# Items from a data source

— START —

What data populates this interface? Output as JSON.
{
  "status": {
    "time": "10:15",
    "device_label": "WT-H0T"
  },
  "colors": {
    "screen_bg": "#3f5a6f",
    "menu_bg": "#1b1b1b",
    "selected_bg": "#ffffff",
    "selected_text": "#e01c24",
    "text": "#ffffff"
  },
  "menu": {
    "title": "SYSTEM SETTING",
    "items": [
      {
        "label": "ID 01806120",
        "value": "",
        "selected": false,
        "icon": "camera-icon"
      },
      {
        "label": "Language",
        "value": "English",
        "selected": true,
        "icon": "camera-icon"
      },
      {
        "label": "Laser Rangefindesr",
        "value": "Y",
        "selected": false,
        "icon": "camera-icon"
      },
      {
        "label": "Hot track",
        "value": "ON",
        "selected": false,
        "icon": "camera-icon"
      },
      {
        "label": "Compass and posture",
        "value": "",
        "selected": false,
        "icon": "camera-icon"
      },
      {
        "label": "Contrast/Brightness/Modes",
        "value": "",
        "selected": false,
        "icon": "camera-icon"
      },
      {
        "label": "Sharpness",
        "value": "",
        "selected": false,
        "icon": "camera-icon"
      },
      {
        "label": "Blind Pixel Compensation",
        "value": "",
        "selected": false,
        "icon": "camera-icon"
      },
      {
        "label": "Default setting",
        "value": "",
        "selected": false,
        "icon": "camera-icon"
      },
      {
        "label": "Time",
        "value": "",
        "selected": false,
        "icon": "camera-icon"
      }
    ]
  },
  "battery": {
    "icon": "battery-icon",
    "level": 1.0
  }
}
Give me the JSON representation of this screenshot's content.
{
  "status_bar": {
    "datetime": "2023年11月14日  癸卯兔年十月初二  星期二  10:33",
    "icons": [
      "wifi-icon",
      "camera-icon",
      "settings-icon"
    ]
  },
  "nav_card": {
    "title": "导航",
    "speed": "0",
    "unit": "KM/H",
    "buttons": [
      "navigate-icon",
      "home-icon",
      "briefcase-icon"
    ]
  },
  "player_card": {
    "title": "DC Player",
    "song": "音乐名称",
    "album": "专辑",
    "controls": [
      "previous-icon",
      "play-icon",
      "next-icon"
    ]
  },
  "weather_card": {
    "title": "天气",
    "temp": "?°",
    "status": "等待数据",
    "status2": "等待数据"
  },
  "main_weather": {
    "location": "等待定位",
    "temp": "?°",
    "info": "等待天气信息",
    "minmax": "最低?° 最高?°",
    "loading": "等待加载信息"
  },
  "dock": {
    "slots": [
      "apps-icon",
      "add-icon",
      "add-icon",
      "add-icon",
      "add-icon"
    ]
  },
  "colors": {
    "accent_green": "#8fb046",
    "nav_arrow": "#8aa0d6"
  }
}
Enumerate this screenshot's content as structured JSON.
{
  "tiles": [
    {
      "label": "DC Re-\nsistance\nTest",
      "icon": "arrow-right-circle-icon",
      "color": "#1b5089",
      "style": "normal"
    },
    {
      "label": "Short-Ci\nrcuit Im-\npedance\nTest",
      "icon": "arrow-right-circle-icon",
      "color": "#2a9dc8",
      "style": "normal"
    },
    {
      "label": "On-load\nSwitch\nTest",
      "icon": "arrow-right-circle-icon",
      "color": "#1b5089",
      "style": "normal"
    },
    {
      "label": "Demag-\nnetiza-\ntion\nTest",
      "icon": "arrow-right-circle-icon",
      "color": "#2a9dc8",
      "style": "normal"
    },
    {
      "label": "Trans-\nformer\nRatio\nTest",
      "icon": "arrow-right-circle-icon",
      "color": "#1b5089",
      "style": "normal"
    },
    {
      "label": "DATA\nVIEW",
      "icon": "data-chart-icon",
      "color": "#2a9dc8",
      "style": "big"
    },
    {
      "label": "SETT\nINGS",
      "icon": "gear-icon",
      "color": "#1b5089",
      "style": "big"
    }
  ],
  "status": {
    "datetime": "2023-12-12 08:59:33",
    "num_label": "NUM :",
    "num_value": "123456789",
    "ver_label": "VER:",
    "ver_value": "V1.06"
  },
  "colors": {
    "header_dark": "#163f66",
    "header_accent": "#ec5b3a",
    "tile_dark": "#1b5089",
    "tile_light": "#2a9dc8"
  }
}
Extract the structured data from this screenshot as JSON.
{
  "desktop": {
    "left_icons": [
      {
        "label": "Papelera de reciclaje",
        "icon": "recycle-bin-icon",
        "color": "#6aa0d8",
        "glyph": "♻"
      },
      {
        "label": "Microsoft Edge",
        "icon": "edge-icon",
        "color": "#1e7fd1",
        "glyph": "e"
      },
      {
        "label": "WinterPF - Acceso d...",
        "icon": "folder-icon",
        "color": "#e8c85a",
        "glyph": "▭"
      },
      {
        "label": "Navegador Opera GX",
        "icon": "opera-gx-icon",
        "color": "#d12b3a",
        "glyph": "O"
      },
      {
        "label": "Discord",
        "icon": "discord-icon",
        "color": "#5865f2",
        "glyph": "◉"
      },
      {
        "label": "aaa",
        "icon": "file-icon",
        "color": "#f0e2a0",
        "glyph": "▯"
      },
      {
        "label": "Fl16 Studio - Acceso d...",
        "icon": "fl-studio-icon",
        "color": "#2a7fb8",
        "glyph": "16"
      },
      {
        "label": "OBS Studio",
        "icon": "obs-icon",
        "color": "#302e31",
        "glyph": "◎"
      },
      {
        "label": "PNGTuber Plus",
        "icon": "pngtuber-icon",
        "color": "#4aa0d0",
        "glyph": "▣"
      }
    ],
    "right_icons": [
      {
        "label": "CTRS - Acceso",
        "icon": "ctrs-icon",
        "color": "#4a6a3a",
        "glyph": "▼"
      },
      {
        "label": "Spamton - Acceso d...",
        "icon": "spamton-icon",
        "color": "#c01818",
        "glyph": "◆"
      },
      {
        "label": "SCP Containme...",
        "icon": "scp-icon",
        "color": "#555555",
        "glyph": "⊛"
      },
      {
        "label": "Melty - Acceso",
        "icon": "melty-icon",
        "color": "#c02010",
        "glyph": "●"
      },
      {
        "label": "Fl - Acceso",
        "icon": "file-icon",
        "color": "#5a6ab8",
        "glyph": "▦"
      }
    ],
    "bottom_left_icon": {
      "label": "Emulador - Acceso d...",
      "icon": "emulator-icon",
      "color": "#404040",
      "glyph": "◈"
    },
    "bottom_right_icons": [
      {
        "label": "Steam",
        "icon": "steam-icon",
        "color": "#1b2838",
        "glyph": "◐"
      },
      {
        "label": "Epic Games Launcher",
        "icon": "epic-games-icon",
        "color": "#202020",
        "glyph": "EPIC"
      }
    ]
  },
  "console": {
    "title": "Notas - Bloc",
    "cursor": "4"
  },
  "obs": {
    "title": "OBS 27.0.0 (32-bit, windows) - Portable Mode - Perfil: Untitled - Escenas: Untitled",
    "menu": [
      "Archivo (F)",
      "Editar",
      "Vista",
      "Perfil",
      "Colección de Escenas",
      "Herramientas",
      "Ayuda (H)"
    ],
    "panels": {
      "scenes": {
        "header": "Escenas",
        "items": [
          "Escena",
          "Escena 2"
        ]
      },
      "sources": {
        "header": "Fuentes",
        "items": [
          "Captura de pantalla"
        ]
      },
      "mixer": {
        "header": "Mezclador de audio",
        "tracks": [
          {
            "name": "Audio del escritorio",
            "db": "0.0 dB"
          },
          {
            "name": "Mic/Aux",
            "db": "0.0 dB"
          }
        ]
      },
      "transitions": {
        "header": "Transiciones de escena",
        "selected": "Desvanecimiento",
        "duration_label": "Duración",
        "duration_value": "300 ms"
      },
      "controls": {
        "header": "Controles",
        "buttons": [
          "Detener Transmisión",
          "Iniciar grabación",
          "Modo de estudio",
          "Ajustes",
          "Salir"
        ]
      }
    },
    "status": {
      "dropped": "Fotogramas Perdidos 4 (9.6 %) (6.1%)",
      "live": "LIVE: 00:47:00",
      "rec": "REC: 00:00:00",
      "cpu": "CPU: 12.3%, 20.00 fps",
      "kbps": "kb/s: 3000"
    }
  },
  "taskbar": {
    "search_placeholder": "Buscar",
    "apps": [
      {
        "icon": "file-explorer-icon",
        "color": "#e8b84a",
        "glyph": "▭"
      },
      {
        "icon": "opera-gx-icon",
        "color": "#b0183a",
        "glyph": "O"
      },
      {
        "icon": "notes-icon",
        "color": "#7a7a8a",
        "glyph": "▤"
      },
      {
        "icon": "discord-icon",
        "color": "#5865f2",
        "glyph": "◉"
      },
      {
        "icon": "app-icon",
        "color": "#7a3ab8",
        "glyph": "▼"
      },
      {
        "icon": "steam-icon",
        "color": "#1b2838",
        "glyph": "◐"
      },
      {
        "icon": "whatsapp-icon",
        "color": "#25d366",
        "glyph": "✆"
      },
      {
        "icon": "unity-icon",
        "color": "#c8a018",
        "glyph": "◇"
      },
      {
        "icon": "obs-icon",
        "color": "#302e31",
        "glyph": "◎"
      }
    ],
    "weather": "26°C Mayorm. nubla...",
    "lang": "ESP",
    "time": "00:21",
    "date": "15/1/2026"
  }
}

— END —

# INSTRUCTIONS FOR THE TASK
Select and copy each line from the data that includes the word "structured".

# RESPONSE
Enumerate this screenshot's content as structured JSON.
Extract the structured data from this screenshot as JSON.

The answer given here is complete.